§ Short problem:
Each line that includes "this" counts once; give the total and nothing besides.

§ Listing:

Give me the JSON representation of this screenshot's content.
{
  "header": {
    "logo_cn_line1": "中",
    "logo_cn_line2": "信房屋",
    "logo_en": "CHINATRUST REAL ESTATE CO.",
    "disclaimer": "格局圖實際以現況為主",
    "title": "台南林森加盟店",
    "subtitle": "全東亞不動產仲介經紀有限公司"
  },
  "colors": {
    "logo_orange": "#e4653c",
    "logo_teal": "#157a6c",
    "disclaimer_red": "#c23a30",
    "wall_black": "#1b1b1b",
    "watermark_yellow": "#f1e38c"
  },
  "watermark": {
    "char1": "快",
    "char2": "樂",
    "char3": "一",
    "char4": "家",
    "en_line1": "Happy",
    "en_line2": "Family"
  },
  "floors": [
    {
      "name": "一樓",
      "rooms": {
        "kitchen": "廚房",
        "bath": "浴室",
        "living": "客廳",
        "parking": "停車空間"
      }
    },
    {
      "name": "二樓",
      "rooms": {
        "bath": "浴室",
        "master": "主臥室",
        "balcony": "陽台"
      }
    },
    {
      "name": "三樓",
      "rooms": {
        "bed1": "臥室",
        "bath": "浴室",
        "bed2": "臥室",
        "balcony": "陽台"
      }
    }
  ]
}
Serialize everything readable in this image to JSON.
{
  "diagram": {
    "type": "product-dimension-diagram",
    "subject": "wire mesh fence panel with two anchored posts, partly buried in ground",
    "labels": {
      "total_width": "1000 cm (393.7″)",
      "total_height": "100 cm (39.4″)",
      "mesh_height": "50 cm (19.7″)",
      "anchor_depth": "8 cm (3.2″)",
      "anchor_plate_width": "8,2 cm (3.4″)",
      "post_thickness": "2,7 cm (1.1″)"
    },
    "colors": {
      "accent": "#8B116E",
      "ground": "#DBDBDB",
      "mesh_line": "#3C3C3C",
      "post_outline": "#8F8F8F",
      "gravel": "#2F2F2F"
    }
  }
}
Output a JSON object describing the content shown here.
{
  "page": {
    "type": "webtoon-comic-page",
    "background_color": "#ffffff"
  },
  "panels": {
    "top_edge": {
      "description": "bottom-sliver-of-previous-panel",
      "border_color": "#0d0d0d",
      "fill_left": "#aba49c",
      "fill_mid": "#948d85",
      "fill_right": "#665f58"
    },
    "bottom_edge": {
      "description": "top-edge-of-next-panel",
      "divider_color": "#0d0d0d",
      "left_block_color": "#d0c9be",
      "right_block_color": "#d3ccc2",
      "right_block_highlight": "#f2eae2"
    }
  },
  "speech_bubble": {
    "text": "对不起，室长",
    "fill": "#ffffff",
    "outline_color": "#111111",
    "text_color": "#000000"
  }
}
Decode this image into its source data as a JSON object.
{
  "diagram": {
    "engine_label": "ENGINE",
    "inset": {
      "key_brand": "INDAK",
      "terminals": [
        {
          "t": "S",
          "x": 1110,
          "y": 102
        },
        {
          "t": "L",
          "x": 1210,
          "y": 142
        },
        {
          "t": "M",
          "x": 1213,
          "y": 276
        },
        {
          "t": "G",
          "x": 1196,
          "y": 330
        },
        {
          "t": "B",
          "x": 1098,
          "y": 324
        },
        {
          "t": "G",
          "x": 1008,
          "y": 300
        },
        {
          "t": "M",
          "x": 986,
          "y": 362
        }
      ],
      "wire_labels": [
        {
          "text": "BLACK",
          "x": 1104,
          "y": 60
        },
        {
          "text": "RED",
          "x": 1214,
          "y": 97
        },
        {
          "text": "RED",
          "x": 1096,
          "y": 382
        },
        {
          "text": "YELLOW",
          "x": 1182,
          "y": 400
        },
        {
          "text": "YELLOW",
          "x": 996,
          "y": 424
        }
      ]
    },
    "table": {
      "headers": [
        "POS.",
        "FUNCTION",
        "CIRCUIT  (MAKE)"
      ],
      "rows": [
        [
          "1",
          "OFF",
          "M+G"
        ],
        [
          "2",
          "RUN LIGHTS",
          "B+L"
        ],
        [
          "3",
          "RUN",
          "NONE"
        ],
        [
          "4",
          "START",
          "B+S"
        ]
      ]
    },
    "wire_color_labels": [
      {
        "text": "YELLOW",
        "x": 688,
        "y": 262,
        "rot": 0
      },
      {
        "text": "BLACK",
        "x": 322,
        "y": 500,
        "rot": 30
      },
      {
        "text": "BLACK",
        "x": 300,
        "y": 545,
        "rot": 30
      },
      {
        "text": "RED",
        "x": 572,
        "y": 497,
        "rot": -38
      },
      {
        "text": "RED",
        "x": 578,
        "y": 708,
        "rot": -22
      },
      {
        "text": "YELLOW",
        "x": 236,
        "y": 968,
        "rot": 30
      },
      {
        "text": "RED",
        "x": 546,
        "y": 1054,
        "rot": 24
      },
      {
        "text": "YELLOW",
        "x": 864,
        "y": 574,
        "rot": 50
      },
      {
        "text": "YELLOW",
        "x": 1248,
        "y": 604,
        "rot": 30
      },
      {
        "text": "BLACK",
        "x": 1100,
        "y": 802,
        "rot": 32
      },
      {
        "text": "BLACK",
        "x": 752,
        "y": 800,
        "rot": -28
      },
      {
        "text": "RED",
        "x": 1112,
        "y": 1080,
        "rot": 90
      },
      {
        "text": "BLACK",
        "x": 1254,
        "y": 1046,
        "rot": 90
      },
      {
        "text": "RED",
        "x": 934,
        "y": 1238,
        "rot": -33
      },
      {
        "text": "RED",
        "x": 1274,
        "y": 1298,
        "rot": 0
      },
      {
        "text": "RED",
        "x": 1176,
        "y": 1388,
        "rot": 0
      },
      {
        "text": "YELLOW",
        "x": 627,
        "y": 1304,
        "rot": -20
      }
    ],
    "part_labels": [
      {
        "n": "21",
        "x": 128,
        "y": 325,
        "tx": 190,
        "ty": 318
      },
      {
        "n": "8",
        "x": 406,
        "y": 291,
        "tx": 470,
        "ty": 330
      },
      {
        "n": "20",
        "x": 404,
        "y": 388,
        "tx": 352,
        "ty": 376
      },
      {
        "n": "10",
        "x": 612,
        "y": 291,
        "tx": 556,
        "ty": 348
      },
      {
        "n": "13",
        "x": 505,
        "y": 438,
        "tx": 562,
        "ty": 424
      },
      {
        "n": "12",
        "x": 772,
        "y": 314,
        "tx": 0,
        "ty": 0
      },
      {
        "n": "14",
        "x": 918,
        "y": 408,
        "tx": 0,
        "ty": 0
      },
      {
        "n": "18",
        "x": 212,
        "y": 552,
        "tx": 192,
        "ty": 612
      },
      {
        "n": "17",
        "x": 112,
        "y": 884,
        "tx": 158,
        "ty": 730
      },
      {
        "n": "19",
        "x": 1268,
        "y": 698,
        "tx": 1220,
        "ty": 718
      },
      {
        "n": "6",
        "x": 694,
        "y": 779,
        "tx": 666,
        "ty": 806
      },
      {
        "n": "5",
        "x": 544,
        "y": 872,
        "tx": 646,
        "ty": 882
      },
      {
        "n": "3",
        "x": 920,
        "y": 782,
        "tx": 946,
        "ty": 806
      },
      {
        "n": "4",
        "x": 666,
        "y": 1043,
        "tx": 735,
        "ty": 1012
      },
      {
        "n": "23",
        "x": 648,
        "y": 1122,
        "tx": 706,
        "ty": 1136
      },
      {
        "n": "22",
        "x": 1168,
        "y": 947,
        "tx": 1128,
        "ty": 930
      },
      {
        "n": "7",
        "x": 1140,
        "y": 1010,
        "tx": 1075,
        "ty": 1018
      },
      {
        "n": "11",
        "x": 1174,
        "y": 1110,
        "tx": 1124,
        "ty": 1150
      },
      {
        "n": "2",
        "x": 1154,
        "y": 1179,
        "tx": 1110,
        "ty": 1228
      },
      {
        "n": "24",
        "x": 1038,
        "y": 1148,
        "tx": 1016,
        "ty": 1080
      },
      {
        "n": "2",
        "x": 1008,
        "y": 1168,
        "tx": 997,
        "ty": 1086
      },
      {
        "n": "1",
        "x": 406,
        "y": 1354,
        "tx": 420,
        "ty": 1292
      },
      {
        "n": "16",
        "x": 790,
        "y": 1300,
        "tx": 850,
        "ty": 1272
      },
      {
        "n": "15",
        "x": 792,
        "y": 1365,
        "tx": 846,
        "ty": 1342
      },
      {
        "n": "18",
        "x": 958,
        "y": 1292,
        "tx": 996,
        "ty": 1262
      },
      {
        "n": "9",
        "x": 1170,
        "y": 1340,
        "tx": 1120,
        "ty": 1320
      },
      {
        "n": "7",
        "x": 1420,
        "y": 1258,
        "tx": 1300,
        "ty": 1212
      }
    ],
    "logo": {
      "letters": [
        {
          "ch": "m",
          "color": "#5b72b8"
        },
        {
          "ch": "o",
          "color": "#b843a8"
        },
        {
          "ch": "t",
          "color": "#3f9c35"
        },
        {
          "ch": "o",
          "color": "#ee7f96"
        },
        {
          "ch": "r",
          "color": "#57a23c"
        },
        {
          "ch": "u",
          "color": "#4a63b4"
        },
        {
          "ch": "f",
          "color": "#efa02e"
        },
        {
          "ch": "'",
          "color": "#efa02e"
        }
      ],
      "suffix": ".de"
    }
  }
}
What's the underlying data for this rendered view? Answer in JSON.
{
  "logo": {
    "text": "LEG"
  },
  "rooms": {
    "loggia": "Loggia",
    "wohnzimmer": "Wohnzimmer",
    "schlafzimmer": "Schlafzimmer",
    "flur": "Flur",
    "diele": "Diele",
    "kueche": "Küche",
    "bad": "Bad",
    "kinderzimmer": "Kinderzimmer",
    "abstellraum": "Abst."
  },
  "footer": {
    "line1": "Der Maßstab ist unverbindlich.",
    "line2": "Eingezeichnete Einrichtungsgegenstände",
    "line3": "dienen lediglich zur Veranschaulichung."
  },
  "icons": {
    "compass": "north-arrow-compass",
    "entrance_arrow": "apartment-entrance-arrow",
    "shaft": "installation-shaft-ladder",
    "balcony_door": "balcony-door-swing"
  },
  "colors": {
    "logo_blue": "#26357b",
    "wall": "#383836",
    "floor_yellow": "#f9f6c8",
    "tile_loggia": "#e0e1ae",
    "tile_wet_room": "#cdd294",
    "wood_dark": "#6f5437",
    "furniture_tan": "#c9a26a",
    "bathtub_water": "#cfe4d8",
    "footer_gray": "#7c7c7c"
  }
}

§ Complete answer:
4